▶ _A run of records_:
════════
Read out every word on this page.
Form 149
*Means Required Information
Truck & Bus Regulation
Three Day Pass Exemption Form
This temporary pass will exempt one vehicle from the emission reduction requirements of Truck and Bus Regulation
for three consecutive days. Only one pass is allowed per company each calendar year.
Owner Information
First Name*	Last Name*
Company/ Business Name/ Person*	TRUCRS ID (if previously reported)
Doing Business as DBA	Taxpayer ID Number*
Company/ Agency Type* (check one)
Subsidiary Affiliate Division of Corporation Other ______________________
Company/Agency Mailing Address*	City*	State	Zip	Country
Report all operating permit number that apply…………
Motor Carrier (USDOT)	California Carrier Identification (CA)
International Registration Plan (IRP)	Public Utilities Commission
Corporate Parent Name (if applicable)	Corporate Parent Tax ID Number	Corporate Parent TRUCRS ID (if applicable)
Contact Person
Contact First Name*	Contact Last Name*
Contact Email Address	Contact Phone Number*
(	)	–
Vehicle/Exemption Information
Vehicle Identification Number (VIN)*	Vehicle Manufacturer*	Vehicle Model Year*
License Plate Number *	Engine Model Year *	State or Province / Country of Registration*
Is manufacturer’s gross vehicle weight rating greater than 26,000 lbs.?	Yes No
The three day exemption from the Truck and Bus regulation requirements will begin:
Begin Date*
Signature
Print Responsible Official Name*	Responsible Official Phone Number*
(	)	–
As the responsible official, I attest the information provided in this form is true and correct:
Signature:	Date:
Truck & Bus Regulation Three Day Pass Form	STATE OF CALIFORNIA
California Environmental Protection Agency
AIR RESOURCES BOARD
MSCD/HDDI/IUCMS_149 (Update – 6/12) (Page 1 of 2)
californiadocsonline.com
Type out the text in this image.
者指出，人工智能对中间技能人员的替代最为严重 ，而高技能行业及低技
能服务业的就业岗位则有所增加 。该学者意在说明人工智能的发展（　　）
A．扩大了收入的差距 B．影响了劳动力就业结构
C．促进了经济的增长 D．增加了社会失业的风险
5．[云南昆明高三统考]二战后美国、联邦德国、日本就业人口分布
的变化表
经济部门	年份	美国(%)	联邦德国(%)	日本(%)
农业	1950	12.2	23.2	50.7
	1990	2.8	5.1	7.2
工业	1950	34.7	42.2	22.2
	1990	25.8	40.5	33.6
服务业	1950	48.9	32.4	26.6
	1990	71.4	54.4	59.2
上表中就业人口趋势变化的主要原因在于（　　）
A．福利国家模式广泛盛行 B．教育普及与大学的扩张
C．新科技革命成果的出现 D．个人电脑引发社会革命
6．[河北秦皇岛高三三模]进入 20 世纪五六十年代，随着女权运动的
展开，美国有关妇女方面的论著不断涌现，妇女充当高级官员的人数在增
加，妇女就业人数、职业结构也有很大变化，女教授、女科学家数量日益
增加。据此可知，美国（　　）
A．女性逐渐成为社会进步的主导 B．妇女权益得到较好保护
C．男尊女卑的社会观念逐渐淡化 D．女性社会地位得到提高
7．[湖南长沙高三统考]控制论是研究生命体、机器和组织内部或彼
════════
Every line of the data above should be copied exactly.

▶ _Written response_:
Read out every word on this page.
Form 149
*Means Required Information
Truck & Bus Regulation
Three Day Pass Exemption Form
This temporary pass will exempt one vehicle from the emission reduction requirements of Truck and Bus Regulation
for three consecutive days. Only one pass is allowed per company each calendar year.
Owner Information
First Name*	Last Name*
Company/ Business Name/ Person*	TRUCRS ID (if previously reported)
Doing Business as DBA	Taxpayer ID Number*
Company/ Agency Type* (check one)
Subsidiary Affiliate Division of Corporation Other ______________________
Company/Agency Mailing Address*	City*	State	Zip	Country
Report all operating permit number that apply…………
Motor Carrier (USDOT)	California Carrier Identification (CA)
International Registration Plan (IRP)	Public Utilities Commission
Corporate Parent Name (if applicable)	Corporate Parent Tax ID Number	Corporate Parent TRUCRS ID (if applicable)
Contact Person
Contact First Name*	Contact Last Name*
Contact Email Address	Contact Phone Number*
(	)	–
Vehicle/Exemption Information
Vehicle Identification Number (VIN)*	Vehicle Manufacturer*	Vehicle Model Year*
License Plate Number *	Engine Model Year *	State or Province / Country of Registration*
Is manufacturer’s gross vehicle weight rating greater than 26,000 lbs.?	Yes No
The three day exemption from the Truck and Bus regulation requirements will begin:
Begin Date*
Signature
Print Responsible Official Name*	Responsible Official Phone Number*
(	)	–
As the responsible official, I attest the information provided in this form is true and correct:
Signature:	Date:
Truck & Bus Regulation Three Day Pass Form	STATE OF CALIFORNIA
California Environmental Protection Agency
AIR RESOURCES BOARD
MSCD/HDDI/IUCMS_149 (Update – 6/12) (Page 1 of 2)
californiadocsonline.com
Type out the text in this image.
者指出，人工智能对中间技能人员的替代最为严重 ，而高技能行业及低技
能服务业的就业岗位则有所增加 。该学者意在说明人工智能的发展（　　）
A．扩大了收入的差距 B．影响了劳动力就业结构
C．促进了经济的增长 D．增加了社会失业的风险
5．[云南昆明高三统考]二战后美国、联邦德国、日本就业人口分布
的变化表
经济部门	年份	美国(%)	联邦德国(%)	日本(%)
农业	1950	12.2	23.2	50.7
	1990	2.8	5.1	7.2
工业	1950	34.7	42.2	22.2
	1990	25.8	40.5	33.6
服务业	1950	48.9	32.4	26.6
	1990	71.4	54.4	59.2
上表中就业人口趋势变化的主要原因在于（　　）
A．福利国家模式广泛盛行 B．教育普及与大学的扩张
C．新科技革命成果的出现 D．个人电脑引发社会革命
6．[河北秦皇岛高三三模]进入 20 世纪五六十年代，随着女权运动的
展开，美国有关妇女方面的论著不断涌现，妇女充当高级官员的人数在增
加，妇女就业人数、职业结构也有很大变化，女教授、女科学家数量日益
增加。据此可知，美国（　　）
A．女性逐渐成为社会进步的主导 B．妇女权益得到较好保护
C．男尊女卑的社会观念逐渐淡化 D．女性社会地位得到提高
7．[湖南长沙高三统考]控制论是研究生命体、机器和组织内部或彼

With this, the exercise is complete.